- [WHAT YOU WILL DO]:
Sort through the entries below and pull out lines containing the word "style".

- [TASK INPUT]:
——

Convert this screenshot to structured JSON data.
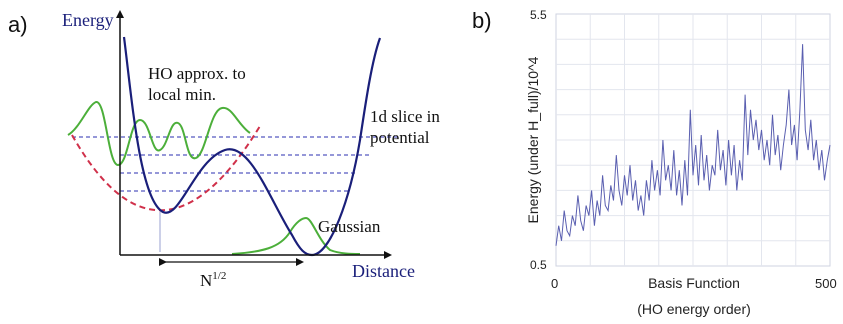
{
  "panel_a": {
    "label": "a)",
    "y_axis_label": "Energy",
    "x_axis_label": "Distance",
    "annotation_ho": [
      "HO approx. to",
      "local min."
    ],
    "annotation_slice": [
      "1d slice in",
      "potential"
    ],
    "annotation_gaussian": "Gaussian",
    "width_label_base": "N",
    "width_label_exp": "1/2",
    "colors": {
      "potential": "#1a1f7a",
      "ho_approx": "#d0304a",
      "wavefunction": "#4caf3a",
      "levels": "#2b2fb0",
      "axis": "#111111"
    }
  },
  "panel_b": {
    "label": "b)",
    "chart_data": {
      "type": "line",
      "xlabel": "Basis Function",
      "xlabel_2": "(HO energy order)",
      "ylabel": "Energy  (under H_full)/10^4",
      "xlim": [
        0,
        500
      ],
      "ylim": [
        0.5,
        5.5
      ],
      "x_ticks": [
        "0",
        "500"
      ],
      "y_ticks": [
        "0.5",
        "5.5"
      ],
      "grid": true,
      "line_color": "#5a5fb0",
      "series": [
        {
          "x": [
            0,
            5,
            10,
            15,
            20,
            25,
            30,
            35,
            40,
            45,
            50,
            55,
            60,
            65,
            70,
            75,
            80,
            85,
            90,
            95,
            100,
            105,
            110,
            115,
            120,
            125,
            130,
            135,
            140,
            145,
            150,
            155,
            160,
            165,
            170,
            175,
            180,
            185,
            190,
            195,
            200,
            205,
            210,
            215,
            220,
            225,
            230,
            235,
            240,
            245,
            250,
            255,
            260,
            265,
            270,
            275,
            280,
            285,
            290,
            295,
            300,
            305,
            310,
            315,
            320,
            325,
            330,
            335,
            340,
            345,
            350,
            355,
            360,
            365,
            370,
            375,
            380,
            385,
            390,
            395,
            400,
            405,
            410,
            415,
            420,
            425,
            430,
            435,
            440,
            445,
            450,
            455,
            460,
            465,
            470,
            475,
            480,
            485,
            490,
            495,
            500
          ],
          "values": [
            0.9,
            1.3,
            1.0,
            1.6,
            1.2,
            1.1,
            1.5,
            1.3,
            1.9,
            1.4,
            1.2,
            1.7,
            1.5,
            2.0,
            1.3,
            1.8,
            1.5,
            2.3,
            1.7,
            1.6,
            2.1,
            1.8,
            2.7,
            2.0,
            1.7,
            2.3,
            1.9,
            2.5,
            1.8,
            2.2,
            1.6,
            1.9,
            1.5,
            2.2,
            1.8,
            2.6,
            2.0,
            2.4,
            1.9,
            3.0,
            2.2,
            2.5,
            2.0,
            2.8,
            1.9,
            2.4,
            1.7,
            2.6,
            1.9,
            3.6,
            2.3,
            2.9,
            2.1,
            3.1,
            2.2,
            2.7,
            2.0,
            2.5,
            2.3,
            3.2,
            2.4,
            2.8,
            2.1,
            3.0,
            2.3,
            2.9,
            2.0,
            2.6,
            2.2,
            3.9,
            2.7,
            3.6,
            3.0,
            3.4,
            2.8,
            3.2,
            2.6,
            3.0,
            2.5,
            3.5,
            2.7,
            3.1,
            2.4,
            2.9,
            3.3,
            4.0,
            2.9,
            3.3,
            2.6,
            3.6,
            4.9,
            3.2,
            2.8,
            3.4,
            2.6,
            3.0,
            2.4,
            2.8,
            2.2,
            2.6,
            2.9
          ]
        }
      ]
    }
  }
}
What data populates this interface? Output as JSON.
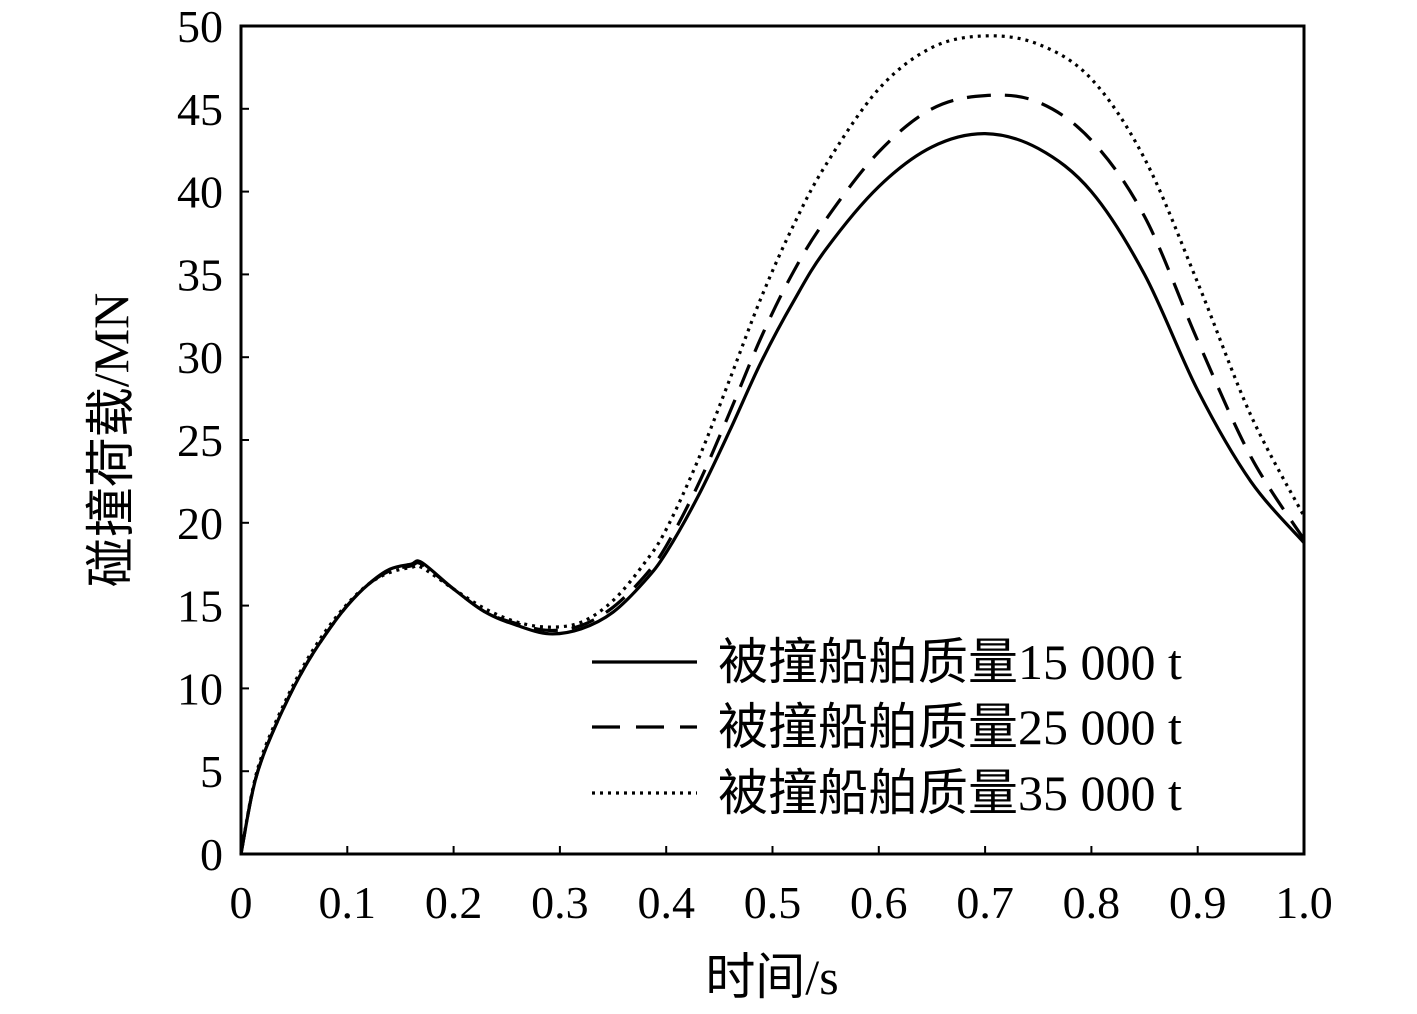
{
  "chart_data": {
    "type": "line",
    "xlabel": "时间/s",
    "ylabel": "碰撞荷载/MN",
    "xlim": [
      0,
      1.0
    ],
    "ylim": [
      0,
      50
    ],
    "x_ticks": [
      "0",
      "0.1",
      "0.2",
      "0.3",
      "0.4",
      "0.5",
      "0.6",
      "0.7",
      "0.8",
      "0.9",
      "1.0"
    ],
    "y_ticks": [
      "0",
      "5",
      "10",
      "15",
      "20",
      "25",
      "30",
      "35",
      "40",
      "45",
      "50"
    ],
    "grid": false,
    "legend_position": "bottom-right",
    "series": [
      {
        "name": "被撞船舶质量15 000 t",
        "style": "solid",
        "color": "#000000",
        "points": [
          [
            0,
            0
          ],
          [
            0.01,
            3.5
          ],
          [
            0.02,
            5.8
          ],
          [
            0.04,
            8.8
          ],
          [
            0.06,
            11.3
          ],
          [
            0.08,
            13.3
          ],
          [
            0.1,
            15.0
          ],
          [
            0.12,
            16.3
          ],
          [
            0.14,
            17.2
          ],
          [
            0.16,
            17.5
          ],
          [
            0.17,
            17.6
          ],
          [
            0.2,
            16.0
          ],
          [
            0.23,
            14.6
          ],
          [
            0.26,
            13.8
          ],
          [
            0.29,
            13.3
          ],
          [
            0.32,
            13.6
          ],
          [
            0.35,
            14.6
          ],
          [
            0.38,
            16.5
          ],
          [
            0.4,
            18.2
          ],
          [
            0.43,
            21.6
          ],
          [
            0.46,
            25.6
          ],
          [
            0.49,
            29.8
          ],
          [
            0.52,
            33.4
          ],
          [
            0.55,
            36.5
          ],
          [
            0.6,
            40.3
          ],
          [
            0.65,
            42.7
          ],
          [
            0.7,
            43.5
          ],
          [
            0.75,
            42.6
          ],
          [
            0.8,
            40.0
          ],
          [
            0.85,
            35.0
          ],
          [
            0.9,
            28.0
          ],
          [
            0.95,
            22.5
          ],
          [
            1.0,
            18.8
          ]
        ]
      },
      {
        "name": "被撞船舶质量25 000 t",
        "style": "dashed",
        "color": "#000000",
        "points": [
          [
            0,
            0
          ],
          [
            0.01,
            3.5
          ],
          [
            0.02,
            5.8
          ],
          [
            0.04,
            8.8
          ],
          [
            0.06,
            11.3
          ],
          [
            0.08,
            13.3
          ],
          [
            0.1,
            15.0
          ],
          [
            0.12,
            16.3
          ],
          [
            0.14,
            17.1
          ],
          [
            0.16,
            17.4
          ],
          [
            0.17,
            17.5
          ],
          [
            0.2,
            16.0
          ],
          [
            0.23,
            14.6
          ],
          [
            0.26,
            13.9
          ],
          [
            0.29,
            13.5
          ],
          [
            0.32,
            13.8
          ],
          [
            0.35,
            14.9
          ],
          [
            0.38,
            16.8
          ],
          [
            0.4,
            18.6
          ],
          [
            0.43,
            22.3
          ],
          [
            0.46,
            26.7
          ],
          [
            0.49,
            31.3
          ],
          [
            0.52,
            35.2
          ],
          [
            0.55,
            38.3
          ],
          [
            0.6,
            42.4
          ],
          [
            0.65,
            45.0
          ],
          [
            0.7,
            45.8
          ],
          [
            0.75,
            45.4
          ],
          [
            0.8,
            43.1
          ],
          [
            0.85,
            38.5
          ],
          [
            0.9,
            31.0
          ],
          [
            0.95,
            24.0
          ],
          [
            1.0,
            19.0
          ]
        ]
      },
      {
        "name": "被撞船舶质量35 000 t",
        "style": "dotted",
        "color": "#000000",
        "points": [
          [
            0,
            0
          ],
          [
            0.01,
            3.6
          ],
          [
            0.02,
            6.0
          ],
          [
            0.04,
            9.0
          ],
          [
            0.06,
            11.5
          ],
          [
            0.08,
            13.5
          ],
          [
            0.1,
            15.1
          ],
          [
            0.12,
            16.3
          ],
          [
            0.14,
            17.0
          ],
          [
            0.16,
            17.3
          ],
          [
            0.17,
            17.3
          ],
          [
            0.2,
            16.0
          ],
          [
            0.23,
            14.8
          ],
          [
            0.26,
            14.0
          ],
          [
            0.29,
            13.7
          ],
          [
            0.32,
            14.0
          ],
          [
            0.35,
            15.3
          ],
          [
            0.38,
            17.6
          ],
          [
            0.4,
            19.6
          ],
          [
            0.43,
            23.8
          ],
          [
            0.46,
            28.7
          ],
          [
            0.49,
            33.7
          ],
          [
            0.52,
            38.0
          ],
          [
            0.55,
            41.6
          ],
          [
            0.6,
            46.2
          ],
          [
            0.65,
            48.7
          ],
          [
            0.7,
            49.4
          ],
          [
            0.75,
            48.9
          ],
          [
            0.8,
            46.8
          ],
          [
            0.85,
            42.0
          ],
          [
            0.9,
            34.5
          ],
          [
            0.95,
            26.5
          ],
          [
            1.0,
            20.4
          ]
        ]
      }
    ]
  }
}
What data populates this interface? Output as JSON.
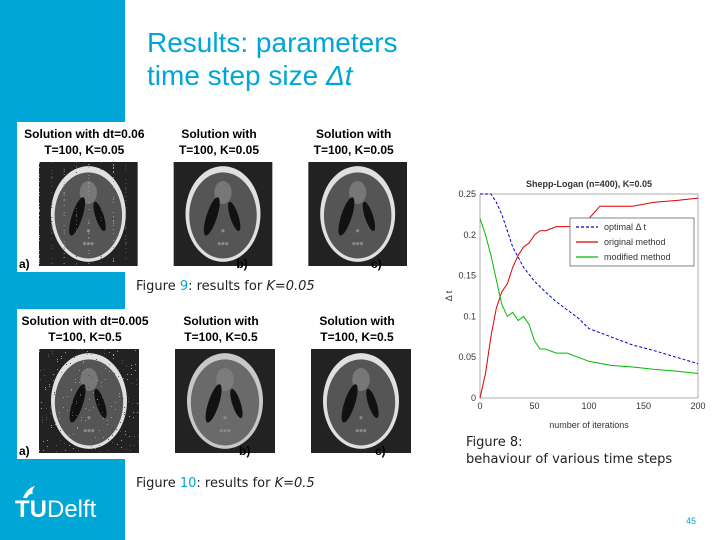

——

- [EXPECTED ANSWER]:
        "style": "solid",
        "style": "dashed",
        "style": "dotted",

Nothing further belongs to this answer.